Extracts from a graphics dataset:

-*-

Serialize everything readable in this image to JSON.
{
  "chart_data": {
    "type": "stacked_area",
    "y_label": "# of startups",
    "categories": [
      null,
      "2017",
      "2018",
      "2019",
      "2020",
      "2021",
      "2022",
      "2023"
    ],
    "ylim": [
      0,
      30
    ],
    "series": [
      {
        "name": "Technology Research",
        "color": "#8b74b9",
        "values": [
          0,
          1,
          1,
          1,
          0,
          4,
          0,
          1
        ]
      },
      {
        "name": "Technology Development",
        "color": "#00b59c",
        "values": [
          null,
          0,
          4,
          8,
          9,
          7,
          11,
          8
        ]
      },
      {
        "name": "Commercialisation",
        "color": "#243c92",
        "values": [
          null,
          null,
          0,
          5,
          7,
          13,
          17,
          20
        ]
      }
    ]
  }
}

-*-

-- TASK TO COMPLETE --
Give the records above again, word for word.

-- RESPONSE --
Serialize everything readable in this image to JSON.
{
  "chart_data": {
    "type": "stacked_area",
    "y_label": "# of startups",
    "categories": [
      null,
      "2017",
      "2018",
      "2019",
      "2020",
      "2021",
      "2022",
      "2023"
    ],
    "ylim": [
      0,
      30
    ],
    "series": [
      {
        "name": "Technology Research",
        "color": "#8b74b9",
        "values": [
          0,
          1,
          1,
          1,
          0,
          4,
          0,
          1
        ]
      },
      {
        "name": "Technology Development",
        "color": "#00b59c",
        "values": [
          null,
          0,
          4,
          8,
          9,
          7,
          11,
          8
        ]
      },
      {
        "name": "Commercialisation",
        "color": "#243c92",
        "values": [
          null,
          null,
          0,
          5,
          7,
          13,
          17,
          20
        ]
      }
    ]
  }
}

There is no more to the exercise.